▶ [Texte source]
....

Seconde rencontre. Devenue ministre, elle se montre plus détendue. L'argent public engagé se limite à un jus d'orange, et il s'agit d'observer son parcours pour saisir quelque chose d'elle. Elle accepte l'exercice ponctuant l'entretien de «bref», lesquels referment une porte trop ouverte, comme quand elle rentre dans l'intimité d'un couple, le sien, et de son équilibre bousculé par l'ascension de l'un, l'homme en général, mais en l'occurrence de la femme. Le dos se redresse, et avec lui, le discours. «Bref», vient suspendre l'évocation de la mort de Pierre-Laurent Frier, éminent professeur de droit, père de ses trois enfants, en 2005. Quelque chose a craqué, comprend-on. «Bref.»
Quand il s'agit de poser des jalons sur sa vie, une date fuse : Mai 68. Les événements s'invitent sous les fenêtres de l'appartement familial, place Denfert-Rochereau, à Paris. A la télévision, l'adolescente voit le «beau» Cohn-Bendit. Sous son nez, le monde s'embrase. Madame Belloubet tient un petit hôtel-restaurant avec vue sur le Lion de Belfort. Monsieur, fils de bougnat aveyronnais, devenu ingénieur, travaille à la Compagnie d'électromécanique, au Bourget. Le couple ne demande pas grand-chose et surtout pas des bouleversements. Gaullistes par défaut, ils n'aiment guère les «enragés», quand leur fille s'amuse du spectacle de la rue. A 13 ans, on n'a pas peur, on découvre, amusé, les affaires publiques un peu en désordre.

....

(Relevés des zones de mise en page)
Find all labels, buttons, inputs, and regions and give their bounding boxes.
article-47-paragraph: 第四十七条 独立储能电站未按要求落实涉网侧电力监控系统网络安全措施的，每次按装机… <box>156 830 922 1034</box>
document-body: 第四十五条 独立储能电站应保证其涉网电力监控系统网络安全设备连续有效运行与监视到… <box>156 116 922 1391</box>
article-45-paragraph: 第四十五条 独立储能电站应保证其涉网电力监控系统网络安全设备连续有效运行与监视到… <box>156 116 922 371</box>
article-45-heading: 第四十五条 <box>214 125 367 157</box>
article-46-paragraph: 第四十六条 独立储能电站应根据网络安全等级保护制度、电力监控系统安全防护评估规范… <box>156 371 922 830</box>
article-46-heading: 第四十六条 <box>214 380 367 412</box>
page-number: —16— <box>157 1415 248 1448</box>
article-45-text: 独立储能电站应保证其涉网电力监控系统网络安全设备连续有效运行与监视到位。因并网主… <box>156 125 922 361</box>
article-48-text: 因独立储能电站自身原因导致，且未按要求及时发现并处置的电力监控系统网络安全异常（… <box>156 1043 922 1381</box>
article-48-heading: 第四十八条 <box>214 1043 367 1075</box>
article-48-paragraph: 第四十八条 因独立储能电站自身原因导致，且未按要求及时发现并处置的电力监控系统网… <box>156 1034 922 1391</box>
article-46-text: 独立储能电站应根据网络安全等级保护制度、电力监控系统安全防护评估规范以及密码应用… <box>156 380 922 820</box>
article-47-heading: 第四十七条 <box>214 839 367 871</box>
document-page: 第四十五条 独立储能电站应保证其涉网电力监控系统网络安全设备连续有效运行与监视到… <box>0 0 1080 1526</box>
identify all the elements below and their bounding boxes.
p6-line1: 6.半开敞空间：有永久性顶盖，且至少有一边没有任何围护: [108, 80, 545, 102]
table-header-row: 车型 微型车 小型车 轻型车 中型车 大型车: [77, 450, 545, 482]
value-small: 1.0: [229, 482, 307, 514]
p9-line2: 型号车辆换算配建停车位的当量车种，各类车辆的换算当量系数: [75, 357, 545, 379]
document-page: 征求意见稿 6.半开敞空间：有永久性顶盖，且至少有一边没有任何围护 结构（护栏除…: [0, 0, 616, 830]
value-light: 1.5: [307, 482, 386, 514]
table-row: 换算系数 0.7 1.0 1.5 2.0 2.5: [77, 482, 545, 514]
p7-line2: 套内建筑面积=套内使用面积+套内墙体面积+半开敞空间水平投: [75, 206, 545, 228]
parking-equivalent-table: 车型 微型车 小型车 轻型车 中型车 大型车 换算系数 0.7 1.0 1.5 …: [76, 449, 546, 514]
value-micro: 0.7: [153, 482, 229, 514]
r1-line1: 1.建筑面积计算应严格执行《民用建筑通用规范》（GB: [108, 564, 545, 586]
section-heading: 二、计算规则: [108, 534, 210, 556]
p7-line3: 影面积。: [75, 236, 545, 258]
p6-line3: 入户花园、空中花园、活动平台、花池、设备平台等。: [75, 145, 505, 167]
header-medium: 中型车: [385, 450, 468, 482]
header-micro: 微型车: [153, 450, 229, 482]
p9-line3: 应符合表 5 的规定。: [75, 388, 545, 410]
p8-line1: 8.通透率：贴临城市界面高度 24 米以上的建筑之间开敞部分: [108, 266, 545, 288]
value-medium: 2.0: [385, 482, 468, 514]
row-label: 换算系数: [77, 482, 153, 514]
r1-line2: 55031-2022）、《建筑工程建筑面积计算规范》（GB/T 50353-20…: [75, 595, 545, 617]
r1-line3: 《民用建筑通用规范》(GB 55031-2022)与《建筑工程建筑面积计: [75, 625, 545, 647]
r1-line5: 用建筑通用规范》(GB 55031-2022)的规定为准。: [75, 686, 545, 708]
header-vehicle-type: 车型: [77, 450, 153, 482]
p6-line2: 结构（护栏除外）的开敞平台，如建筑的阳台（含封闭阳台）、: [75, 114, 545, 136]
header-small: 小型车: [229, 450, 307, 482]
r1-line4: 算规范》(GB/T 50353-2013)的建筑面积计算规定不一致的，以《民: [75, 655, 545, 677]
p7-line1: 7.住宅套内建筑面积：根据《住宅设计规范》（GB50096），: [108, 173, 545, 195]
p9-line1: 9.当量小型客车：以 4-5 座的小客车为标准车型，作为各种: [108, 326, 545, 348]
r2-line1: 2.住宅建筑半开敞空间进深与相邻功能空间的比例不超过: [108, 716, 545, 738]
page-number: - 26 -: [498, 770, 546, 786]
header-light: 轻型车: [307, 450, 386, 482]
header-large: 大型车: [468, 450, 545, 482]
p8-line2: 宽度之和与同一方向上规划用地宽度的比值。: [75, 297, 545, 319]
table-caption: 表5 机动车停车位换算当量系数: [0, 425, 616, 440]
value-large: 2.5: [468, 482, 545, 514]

....

▶ [Consigne]
Rédigez la suite du portrait de la ministre, en reprenant après sa dernière phrase.

▶ [Réponse]
Quand il faut choisir une carrière après le bac, elle ne sait pas. Elle s'inscrit en fac à Sceaux, c'est son secteur, et en droit, sur le mode «pourquoi pas». Là, elle décrit un éblouissement qui déterminera sa vie. A la première heure, du premier cours, en 1972, elle découvre une femme «tonique», Arlette Lebigre, à l'enthousiasme communicatif, et une matière aussi vivante que la prof : le droit. Voilà sa voie.
Quand les mâles de la politique roulent des mécaniques pour gonfler leur CV, elle dégonflerait plutôt le sien. Oui, elle a été reçue deuxième à l'agrégation de droit, mais insiste sur les vingt années que cela lui a pris. «C'est anormalement long, mais ça s'explique. J'avais un travail à plein temps et j'ai eu mes enfants. En fait, c'est un parcours de femme classique !»
Etrangement, le non-choix initial du droit sera suivi de beaucoup d'autres «pourquoi pas !». La prof de droit deviendra rectrice, première adjointe au maire de Toulouse, première vice-présidente de la région Midi-Pyrénées, membre du Conseil constitutionnel, et ministre de la Justice sans vraiment l'avoir demandé. Pour un peu, elle ajouterait qu'elle doit son parcours au fait qu'elle est une femme, sans autre qualité. Elle, qui plaide depuis des lustres pour la parité en politique, paraît bénéficier de choix faits par d'autres, des hommes. Et quand Jean-Pierre Bel, alors président du Sénat, lui propose le Conseil constitutionnel, elle retrouve les intonations d'une petite fille à la fenêtre un jour de manif. «Je me suis dit : "C'est incroyable, inimaginable !"», quand d'autres vous présenteraient la nomination comme une récompense de leurs qualités éclatantes. Après, il ne faut pas aller trop loin dans l'effacement qui serait tellement féminin, ce serait oublier qu'il y a aussi une volonté d'en découdre. On ne s'écarte pas d'une carrière académique pour devenir rectrice, on n'abandonne pas l'administration pour se lancer en politique si l'on n'aime pas le pouvoir. Si l'on ne préfère pas l'action à la réflexion. Quand elle a dit «oui» au Conseil constitutionnel, elle admet avoir eu un pincement au cœur se disant qu'elle ne serait jamais présidente d'une région. «Bref.»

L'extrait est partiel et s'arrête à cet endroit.